> **Requirement**
Write out the listing below exactly, and omit any images you find in it.

^^^^

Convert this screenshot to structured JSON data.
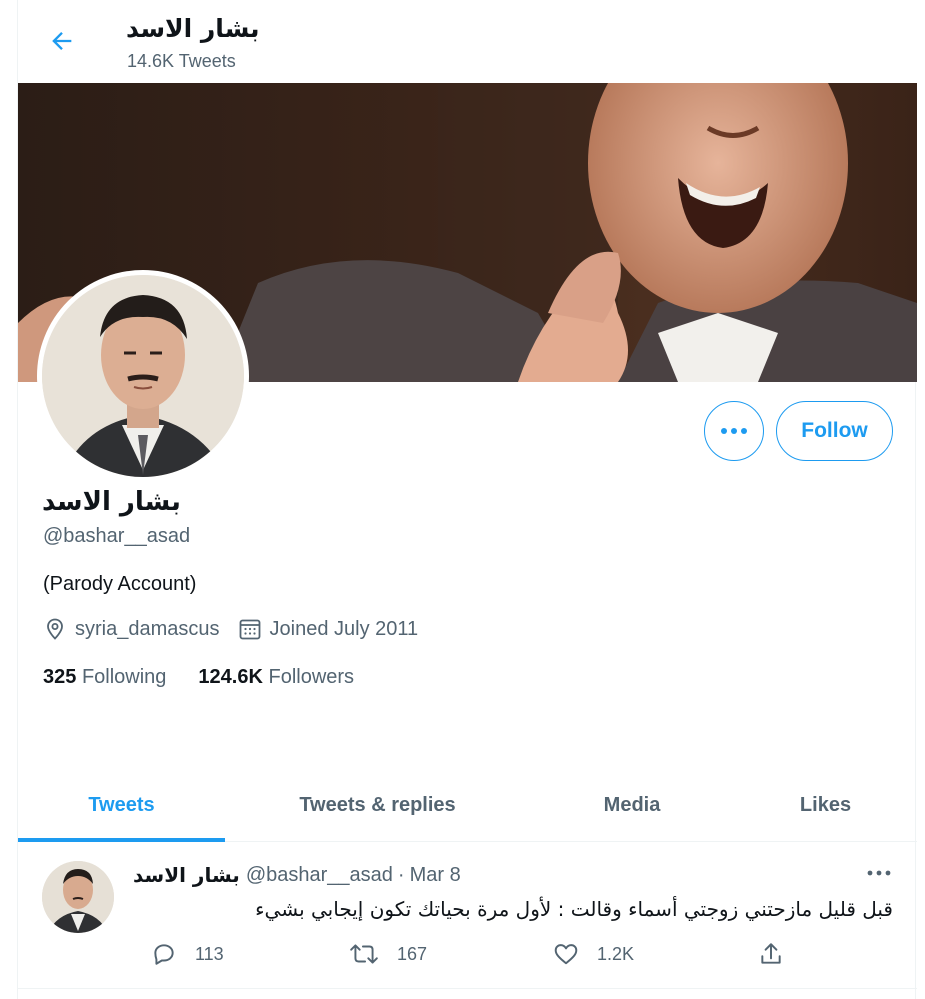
{
  "header": {
    "name": "بشار الاسد",
    "tweet_count": "14.6K Tweets"
  },
  "profile": {
    "name": "بشار الاسد",
    "handle": "@bashar__asad",
    "bio": "(Parody Account)",
    "location": "syria_damascus",
    "joined": "Joined July 2011",
    "following_count": "325",
    "following_label": "Following",
    "followers_count": "124.6K",
    "followers_label": "Followers",
    "follow_label": "Follow"
  },
  "tabs": [
    {
      "label": "Tweets",
      "active": true
    },
    {
      "label": "Tweets & replies",
      "active": false
    },
    {
      "label": "Media",
      "active": false
    },
    {
      "label": "Likes",
      "active": false
    }
  ],
  "tweet": {
    "name": "بشار الاسد",
    "handle": "@bashar__asad",
    "dot": "·",
    "time": "Mar 8",
    "text": "قبل قليل مازحتني زوجتي أسماء وقالت : لأول مرة بحياتك تكون إيجابي بشيء",
    "replies": "113",
    "retweets": "167",
    "likes": "1.2K"
  },
  "colors": {
    "accent": "#1d9bf0",
    "secondary_text": "#536471",
    "primary_text": "#0f1419",
    "border": "#eff3f4"
  },
  "icons": {
    "back": "arrow-left-icon",
    "more": "more-horizontal-icon",
    "location": "location-pin-icon",
    "calendar": "calendar-icon",
    "reply": "reply-icon",
    "retweet": "retweet-icon",
    "like": "heart-icon",
    "share": "share-icon"
  }
}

^^^^

> **Answer to this exercise**
Convert this screenshot to structured JSON data.
{
  "header": {
    "name": "بشار الاسد",
    "tweet_count": "14.6K Tweets"
  },
  "profile": {
    "name": "بشار الاسد",
    "handle": "@bashar__asad",
    "bio": "(Parody Account)",
    "location": "syria_damascus",
    "joined": "Joined July 2011",
    "following_count": "325",
    "following_label": "Following",
    "followers_count": "124.6K",
    "followers_label": "Followers",
    "follow_label": "Follow"
  },
  "tabs": [
    {
      "label": "Tweets",
      "active": true
    },
    {
      "label": "Tweets & replies",
      "active": false
    },
    {
      "label": "Media",
      "active": false
    },
    {
      "label": "Likes",
      "active": false
    }
  ],
  "tweet": {
    "name": "بشار الاسد",
    "handle": "@bashar__asad",
    "dot": "·",
    "time": "Mar 8",
    "text": "قبل قليل مازحتني زوجتي أسماء وقالت : لأول مرة بحياتك تكون إيجابي بشيء",
    "replies": "113",
    "retweets": "167",
    "likes": "1.2K"
  },
  "colors": {
    "accent": "#1d9bf0",
    "secondary_text": "#536471",
    "primary_text": "#0f1419",
    "border": "#eff3f4"
  },
  "icons": {
    "back": "arrow-left-icon",
    "more": "more-horizontal-icon",
    "location": "location-pin-icon",
    "calendar": "calendar-icon",
    "reply": "reply-icon",
    "retweet": "retweet-icon",
    "like": "heart-icon",
    "share": "share-icon"
  }
}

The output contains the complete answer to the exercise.